● TASK GOAL
Count the lines below that contain the word "anomalies", and report only that number.

● PROVIDED RECORDS
╭──
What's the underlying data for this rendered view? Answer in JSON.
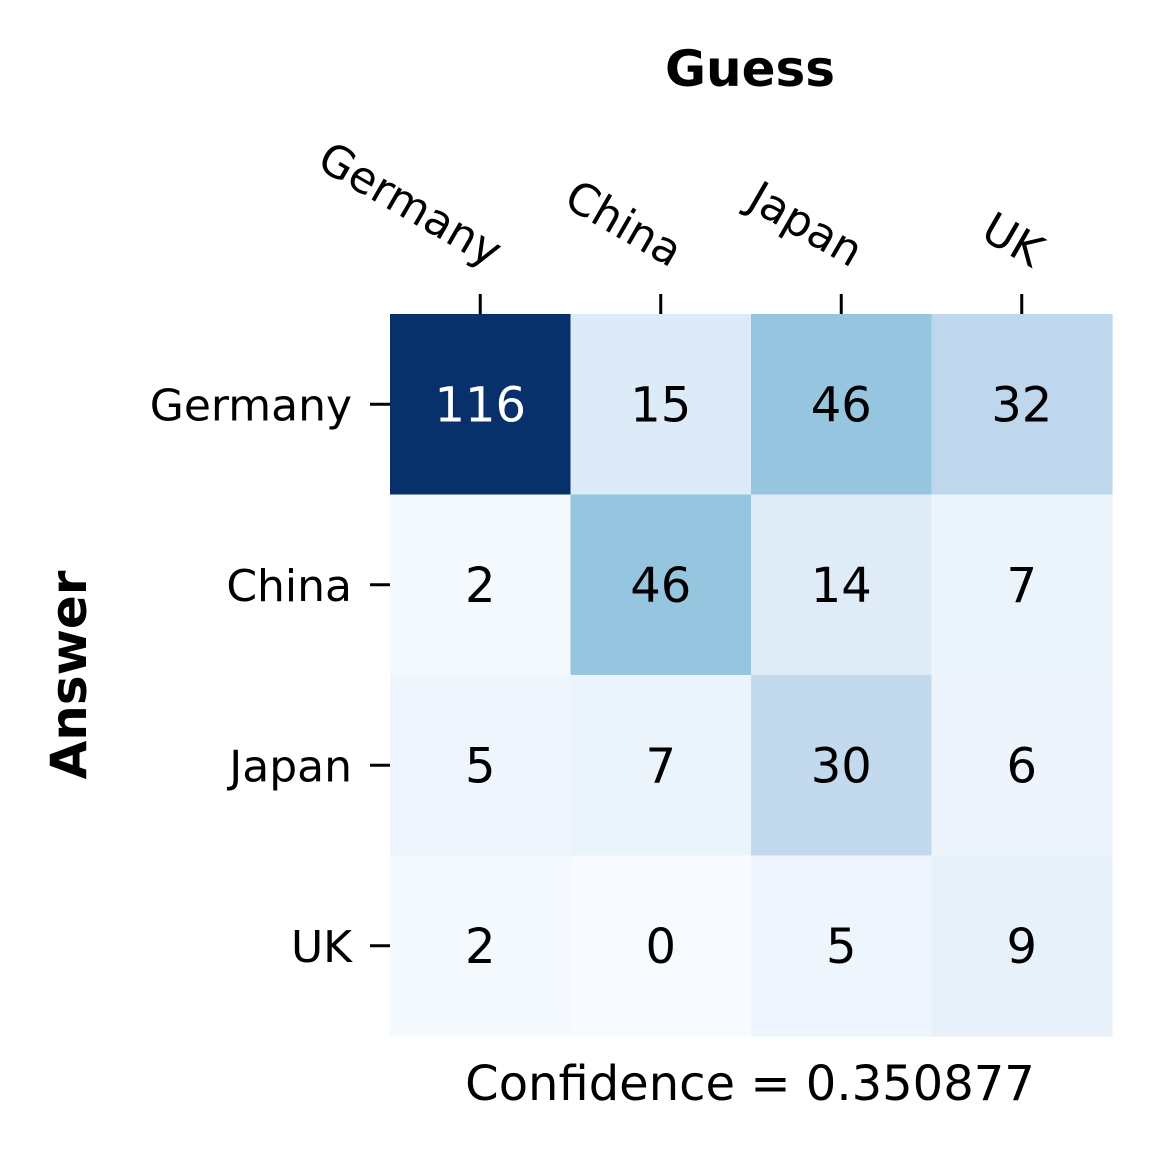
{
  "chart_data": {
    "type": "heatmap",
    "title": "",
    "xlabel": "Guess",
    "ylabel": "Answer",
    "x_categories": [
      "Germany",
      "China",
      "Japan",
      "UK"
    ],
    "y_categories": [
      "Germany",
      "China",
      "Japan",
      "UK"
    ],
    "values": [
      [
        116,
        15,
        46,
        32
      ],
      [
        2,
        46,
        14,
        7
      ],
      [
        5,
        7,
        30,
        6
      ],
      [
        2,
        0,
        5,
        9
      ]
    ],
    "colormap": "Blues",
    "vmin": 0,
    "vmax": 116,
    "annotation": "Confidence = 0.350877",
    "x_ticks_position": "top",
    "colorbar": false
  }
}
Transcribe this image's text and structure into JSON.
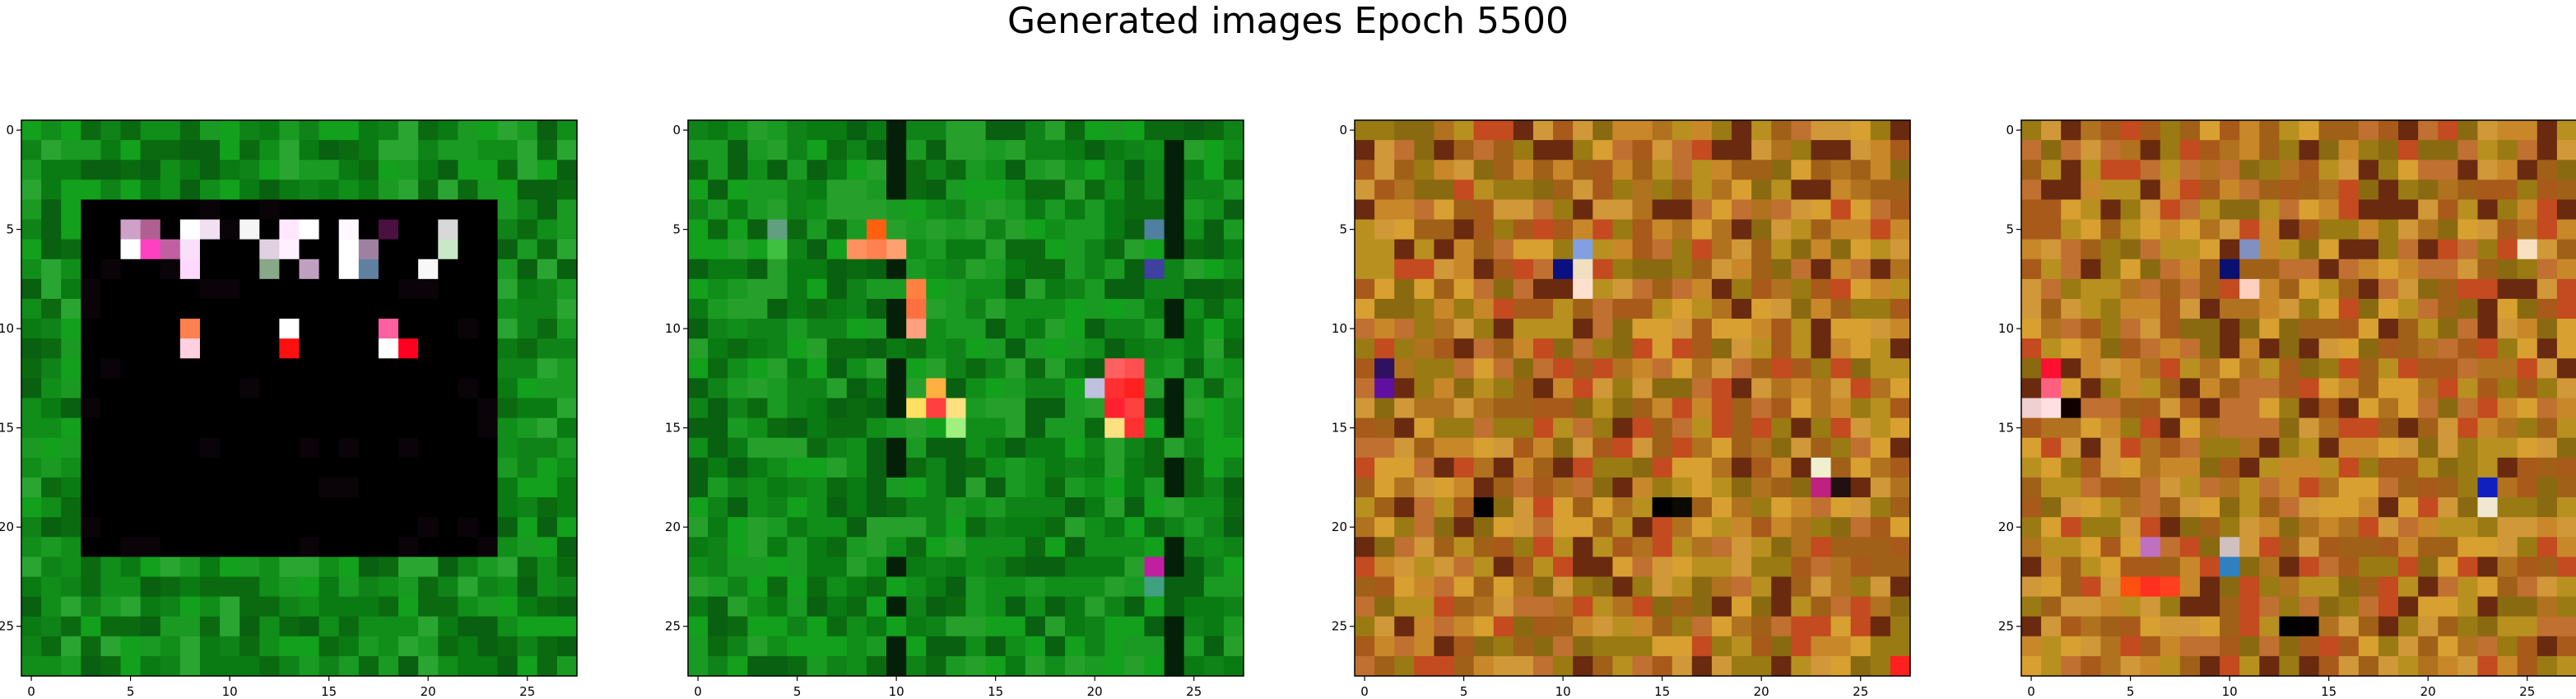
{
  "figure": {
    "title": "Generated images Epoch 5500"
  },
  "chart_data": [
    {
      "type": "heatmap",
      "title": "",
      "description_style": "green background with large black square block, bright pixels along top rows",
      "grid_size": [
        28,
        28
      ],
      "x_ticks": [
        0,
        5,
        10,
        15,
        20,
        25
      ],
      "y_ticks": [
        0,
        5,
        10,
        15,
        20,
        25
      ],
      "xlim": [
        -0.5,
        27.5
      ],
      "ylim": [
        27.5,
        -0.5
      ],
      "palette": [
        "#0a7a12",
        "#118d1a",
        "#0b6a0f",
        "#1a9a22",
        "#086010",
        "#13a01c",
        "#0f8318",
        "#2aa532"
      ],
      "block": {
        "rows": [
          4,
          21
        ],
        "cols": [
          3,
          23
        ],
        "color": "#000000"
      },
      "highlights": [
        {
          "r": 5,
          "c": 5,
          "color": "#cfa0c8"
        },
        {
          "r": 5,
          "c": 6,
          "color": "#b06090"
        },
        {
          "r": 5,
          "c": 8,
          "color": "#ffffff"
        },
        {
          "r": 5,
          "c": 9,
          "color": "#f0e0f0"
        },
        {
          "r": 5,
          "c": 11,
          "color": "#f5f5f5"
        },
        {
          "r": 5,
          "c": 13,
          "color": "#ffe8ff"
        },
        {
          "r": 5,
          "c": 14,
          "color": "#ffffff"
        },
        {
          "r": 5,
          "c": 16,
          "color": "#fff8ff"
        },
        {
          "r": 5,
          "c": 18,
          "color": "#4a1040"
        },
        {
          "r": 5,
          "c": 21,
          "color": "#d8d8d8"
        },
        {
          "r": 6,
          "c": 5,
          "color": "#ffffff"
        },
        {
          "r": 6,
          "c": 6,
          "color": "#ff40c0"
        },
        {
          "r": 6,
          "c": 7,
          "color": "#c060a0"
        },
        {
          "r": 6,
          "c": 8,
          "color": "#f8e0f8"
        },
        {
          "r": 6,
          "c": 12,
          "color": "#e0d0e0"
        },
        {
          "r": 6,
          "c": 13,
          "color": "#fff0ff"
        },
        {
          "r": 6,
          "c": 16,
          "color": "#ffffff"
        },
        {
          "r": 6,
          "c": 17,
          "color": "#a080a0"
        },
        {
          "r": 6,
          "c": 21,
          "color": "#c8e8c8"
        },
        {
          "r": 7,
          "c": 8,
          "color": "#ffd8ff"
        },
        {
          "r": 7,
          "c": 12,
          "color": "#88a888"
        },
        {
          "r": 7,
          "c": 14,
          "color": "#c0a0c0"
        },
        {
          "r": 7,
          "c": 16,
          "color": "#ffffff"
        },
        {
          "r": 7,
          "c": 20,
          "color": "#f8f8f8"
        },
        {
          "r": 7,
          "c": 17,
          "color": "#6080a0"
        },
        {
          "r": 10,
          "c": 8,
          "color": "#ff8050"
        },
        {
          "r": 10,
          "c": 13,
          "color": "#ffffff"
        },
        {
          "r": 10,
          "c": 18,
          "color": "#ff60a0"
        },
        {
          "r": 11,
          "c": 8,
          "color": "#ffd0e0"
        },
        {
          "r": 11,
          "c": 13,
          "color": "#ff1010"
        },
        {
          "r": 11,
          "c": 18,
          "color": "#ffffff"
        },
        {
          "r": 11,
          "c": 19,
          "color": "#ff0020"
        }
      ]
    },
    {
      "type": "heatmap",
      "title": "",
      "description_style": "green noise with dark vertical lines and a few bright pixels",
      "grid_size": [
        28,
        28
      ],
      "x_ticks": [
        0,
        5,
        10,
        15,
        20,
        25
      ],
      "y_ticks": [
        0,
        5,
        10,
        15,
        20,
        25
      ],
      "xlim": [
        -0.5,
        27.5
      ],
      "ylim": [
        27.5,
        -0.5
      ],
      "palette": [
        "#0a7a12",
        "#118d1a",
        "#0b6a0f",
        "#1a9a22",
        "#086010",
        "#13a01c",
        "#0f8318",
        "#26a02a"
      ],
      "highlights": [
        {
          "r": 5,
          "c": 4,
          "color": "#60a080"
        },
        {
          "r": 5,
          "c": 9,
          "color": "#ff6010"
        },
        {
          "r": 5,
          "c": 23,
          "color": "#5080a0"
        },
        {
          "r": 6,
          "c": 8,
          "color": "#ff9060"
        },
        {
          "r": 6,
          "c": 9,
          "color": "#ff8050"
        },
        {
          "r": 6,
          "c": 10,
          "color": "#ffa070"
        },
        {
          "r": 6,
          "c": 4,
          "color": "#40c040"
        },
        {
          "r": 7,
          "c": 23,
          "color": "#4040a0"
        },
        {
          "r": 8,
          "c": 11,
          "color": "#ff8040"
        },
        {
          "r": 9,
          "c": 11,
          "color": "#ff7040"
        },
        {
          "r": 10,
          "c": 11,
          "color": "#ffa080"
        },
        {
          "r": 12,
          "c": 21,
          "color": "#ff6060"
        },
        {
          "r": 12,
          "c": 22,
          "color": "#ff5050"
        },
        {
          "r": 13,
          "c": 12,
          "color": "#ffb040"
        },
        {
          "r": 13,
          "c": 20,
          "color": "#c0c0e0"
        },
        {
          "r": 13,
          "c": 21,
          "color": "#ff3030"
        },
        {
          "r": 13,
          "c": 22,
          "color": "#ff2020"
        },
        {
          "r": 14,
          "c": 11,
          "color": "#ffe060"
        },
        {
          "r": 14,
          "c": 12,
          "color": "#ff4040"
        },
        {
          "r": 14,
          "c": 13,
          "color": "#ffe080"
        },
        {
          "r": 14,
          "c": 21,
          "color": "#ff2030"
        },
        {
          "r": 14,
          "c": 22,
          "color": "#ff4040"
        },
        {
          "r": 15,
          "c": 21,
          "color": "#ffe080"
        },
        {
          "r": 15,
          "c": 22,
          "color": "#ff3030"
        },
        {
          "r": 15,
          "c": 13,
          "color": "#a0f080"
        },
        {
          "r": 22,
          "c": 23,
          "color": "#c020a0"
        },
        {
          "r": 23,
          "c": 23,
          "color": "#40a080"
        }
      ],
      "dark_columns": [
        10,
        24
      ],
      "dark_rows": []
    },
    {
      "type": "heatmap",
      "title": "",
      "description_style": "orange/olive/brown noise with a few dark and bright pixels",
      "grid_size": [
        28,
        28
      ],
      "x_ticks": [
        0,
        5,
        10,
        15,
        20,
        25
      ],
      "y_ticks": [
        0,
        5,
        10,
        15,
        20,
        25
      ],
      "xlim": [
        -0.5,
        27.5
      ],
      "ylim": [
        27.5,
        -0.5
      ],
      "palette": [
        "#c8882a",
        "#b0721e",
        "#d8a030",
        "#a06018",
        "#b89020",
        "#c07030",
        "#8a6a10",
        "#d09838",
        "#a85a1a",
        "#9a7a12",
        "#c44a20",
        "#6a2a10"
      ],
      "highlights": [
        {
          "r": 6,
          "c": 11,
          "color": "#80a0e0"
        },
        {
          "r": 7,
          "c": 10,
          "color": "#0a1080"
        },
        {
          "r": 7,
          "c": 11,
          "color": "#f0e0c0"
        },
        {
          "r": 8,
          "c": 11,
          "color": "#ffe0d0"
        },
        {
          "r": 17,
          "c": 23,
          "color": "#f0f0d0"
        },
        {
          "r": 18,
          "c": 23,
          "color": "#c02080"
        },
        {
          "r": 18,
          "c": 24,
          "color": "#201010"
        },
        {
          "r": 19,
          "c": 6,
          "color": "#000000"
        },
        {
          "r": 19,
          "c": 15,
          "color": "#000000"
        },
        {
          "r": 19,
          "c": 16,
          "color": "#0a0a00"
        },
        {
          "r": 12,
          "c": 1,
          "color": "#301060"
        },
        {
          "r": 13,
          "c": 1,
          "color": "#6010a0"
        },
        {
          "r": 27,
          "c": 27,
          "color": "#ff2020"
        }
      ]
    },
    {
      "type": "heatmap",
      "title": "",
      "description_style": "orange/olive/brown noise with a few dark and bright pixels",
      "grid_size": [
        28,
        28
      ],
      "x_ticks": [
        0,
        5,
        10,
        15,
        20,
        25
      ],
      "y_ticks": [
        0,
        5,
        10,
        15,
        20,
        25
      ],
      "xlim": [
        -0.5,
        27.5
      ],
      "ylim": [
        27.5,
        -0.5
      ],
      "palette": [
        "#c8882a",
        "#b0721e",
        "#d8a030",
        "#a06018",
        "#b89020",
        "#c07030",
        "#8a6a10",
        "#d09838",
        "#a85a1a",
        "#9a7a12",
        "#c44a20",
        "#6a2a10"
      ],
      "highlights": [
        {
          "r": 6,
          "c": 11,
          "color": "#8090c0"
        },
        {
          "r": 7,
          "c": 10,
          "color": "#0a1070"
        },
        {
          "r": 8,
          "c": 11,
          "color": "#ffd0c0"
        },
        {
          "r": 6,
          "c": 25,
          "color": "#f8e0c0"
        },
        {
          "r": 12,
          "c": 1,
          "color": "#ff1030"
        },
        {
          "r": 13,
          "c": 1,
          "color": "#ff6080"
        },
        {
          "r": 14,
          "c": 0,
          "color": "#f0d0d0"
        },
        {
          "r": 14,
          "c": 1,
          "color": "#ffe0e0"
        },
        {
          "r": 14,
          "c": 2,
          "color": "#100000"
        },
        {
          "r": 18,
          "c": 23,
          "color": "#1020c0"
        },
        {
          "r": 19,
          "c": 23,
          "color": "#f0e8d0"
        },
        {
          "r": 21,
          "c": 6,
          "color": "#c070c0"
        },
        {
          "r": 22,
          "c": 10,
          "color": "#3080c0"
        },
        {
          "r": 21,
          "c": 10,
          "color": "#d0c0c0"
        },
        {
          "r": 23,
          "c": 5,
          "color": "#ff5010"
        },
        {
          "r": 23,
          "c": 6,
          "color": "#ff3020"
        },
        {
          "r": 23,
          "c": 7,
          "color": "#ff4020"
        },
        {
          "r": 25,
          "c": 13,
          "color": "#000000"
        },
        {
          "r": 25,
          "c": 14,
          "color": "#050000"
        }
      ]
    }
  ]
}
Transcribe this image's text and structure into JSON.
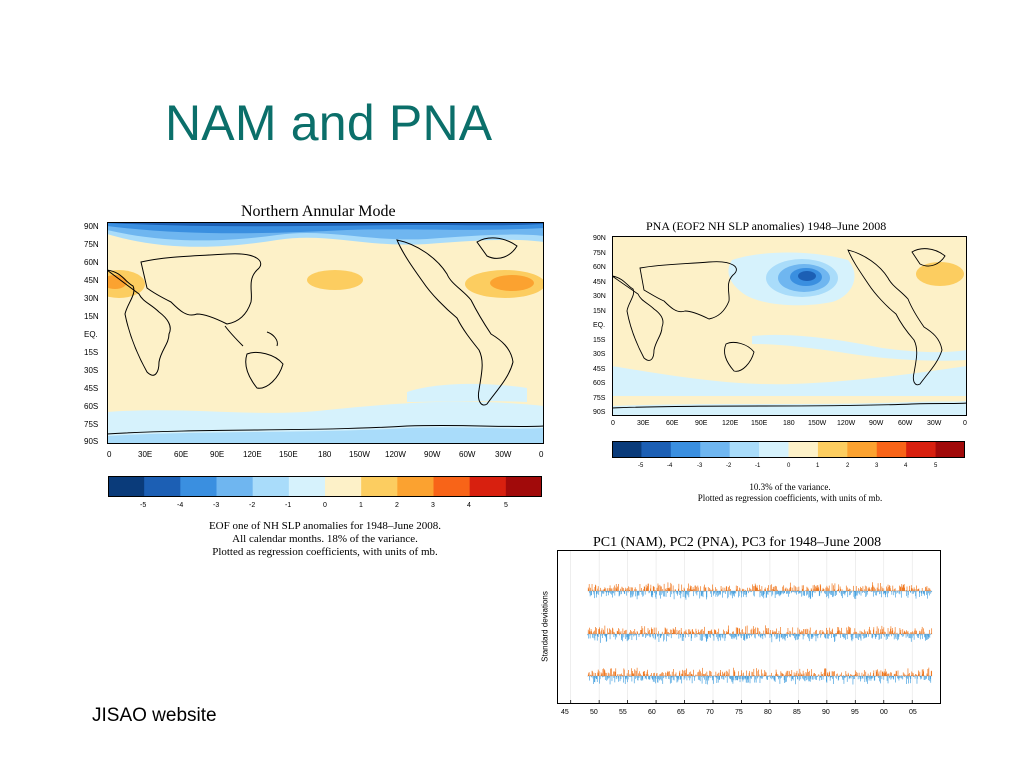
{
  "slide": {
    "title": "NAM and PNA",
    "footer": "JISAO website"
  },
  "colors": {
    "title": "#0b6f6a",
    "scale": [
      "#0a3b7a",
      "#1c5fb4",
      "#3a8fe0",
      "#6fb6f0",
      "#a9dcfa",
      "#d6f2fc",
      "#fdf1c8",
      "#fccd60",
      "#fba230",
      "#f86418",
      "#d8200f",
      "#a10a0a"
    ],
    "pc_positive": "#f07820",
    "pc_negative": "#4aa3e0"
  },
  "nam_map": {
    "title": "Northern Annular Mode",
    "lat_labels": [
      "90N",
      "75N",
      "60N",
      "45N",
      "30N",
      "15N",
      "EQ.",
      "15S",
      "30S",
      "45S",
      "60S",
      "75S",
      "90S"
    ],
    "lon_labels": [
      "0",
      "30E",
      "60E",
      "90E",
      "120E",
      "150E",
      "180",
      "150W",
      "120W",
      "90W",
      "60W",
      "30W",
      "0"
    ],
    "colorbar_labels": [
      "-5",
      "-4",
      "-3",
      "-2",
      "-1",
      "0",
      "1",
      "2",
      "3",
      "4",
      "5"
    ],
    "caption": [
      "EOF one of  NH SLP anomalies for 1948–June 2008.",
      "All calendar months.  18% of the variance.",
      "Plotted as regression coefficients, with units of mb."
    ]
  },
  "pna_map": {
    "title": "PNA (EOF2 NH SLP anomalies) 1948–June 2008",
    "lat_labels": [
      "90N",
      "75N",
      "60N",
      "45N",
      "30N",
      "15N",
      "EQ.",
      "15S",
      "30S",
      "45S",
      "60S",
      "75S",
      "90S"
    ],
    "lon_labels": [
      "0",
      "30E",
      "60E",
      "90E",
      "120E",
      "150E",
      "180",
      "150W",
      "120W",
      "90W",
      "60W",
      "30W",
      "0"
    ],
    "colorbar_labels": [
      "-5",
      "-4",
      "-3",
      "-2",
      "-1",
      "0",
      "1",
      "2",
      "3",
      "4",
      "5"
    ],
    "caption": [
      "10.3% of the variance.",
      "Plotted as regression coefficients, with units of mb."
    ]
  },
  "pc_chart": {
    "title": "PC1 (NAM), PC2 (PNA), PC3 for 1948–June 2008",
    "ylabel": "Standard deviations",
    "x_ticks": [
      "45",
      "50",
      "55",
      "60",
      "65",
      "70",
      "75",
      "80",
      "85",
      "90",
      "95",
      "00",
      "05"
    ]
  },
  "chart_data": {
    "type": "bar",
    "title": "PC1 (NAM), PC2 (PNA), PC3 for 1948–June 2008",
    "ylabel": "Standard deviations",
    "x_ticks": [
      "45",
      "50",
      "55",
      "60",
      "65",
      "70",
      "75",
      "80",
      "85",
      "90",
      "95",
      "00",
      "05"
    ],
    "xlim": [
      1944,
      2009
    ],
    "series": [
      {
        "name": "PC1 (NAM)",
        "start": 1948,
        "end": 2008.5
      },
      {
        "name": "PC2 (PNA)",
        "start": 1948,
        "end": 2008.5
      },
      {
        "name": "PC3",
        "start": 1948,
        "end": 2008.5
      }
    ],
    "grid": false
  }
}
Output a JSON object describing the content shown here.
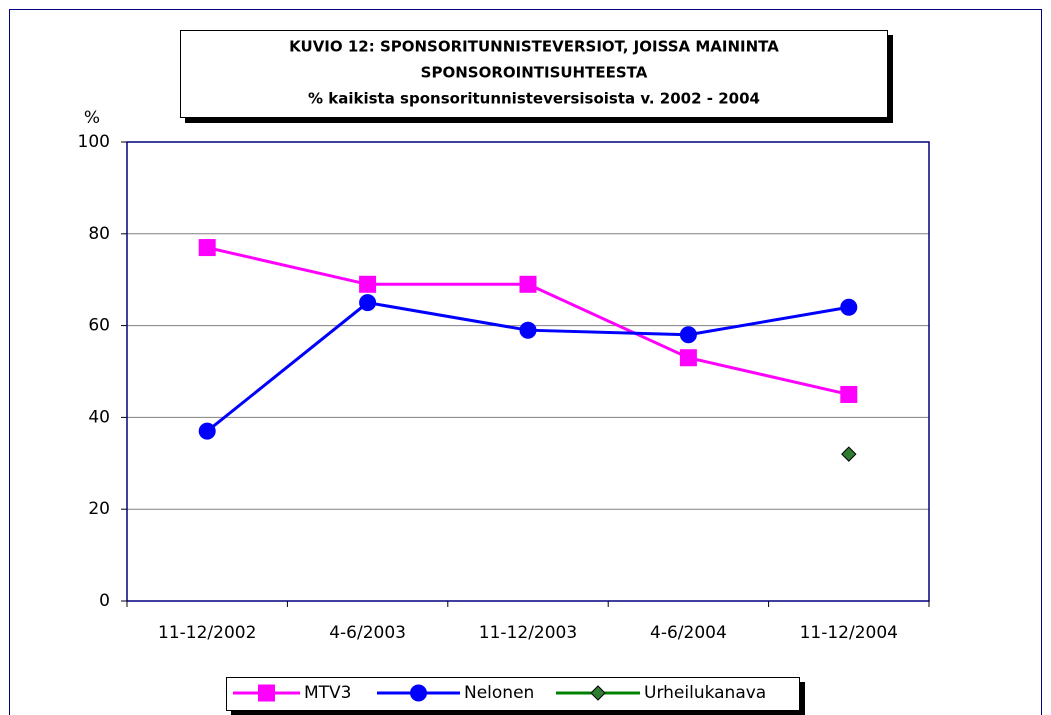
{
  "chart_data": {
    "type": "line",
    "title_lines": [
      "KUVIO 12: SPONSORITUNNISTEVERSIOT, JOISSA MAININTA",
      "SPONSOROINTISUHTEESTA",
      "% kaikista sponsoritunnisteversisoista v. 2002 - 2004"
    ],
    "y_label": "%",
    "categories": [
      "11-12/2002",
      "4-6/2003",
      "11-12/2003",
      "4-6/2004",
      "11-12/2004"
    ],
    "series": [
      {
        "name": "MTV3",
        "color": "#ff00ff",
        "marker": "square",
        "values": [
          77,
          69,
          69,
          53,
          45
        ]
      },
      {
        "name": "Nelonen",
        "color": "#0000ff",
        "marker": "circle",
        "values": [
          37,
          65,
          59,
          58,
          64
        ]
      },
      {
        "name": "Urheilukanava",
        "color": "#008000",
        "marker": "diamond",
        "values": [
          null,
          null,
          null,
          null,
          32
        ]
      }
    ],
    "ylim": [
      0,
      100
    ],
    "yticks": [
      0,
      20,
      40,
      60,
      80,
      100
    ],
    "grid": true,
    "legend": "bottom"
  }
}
╰──
● RIGHT ANSWER
2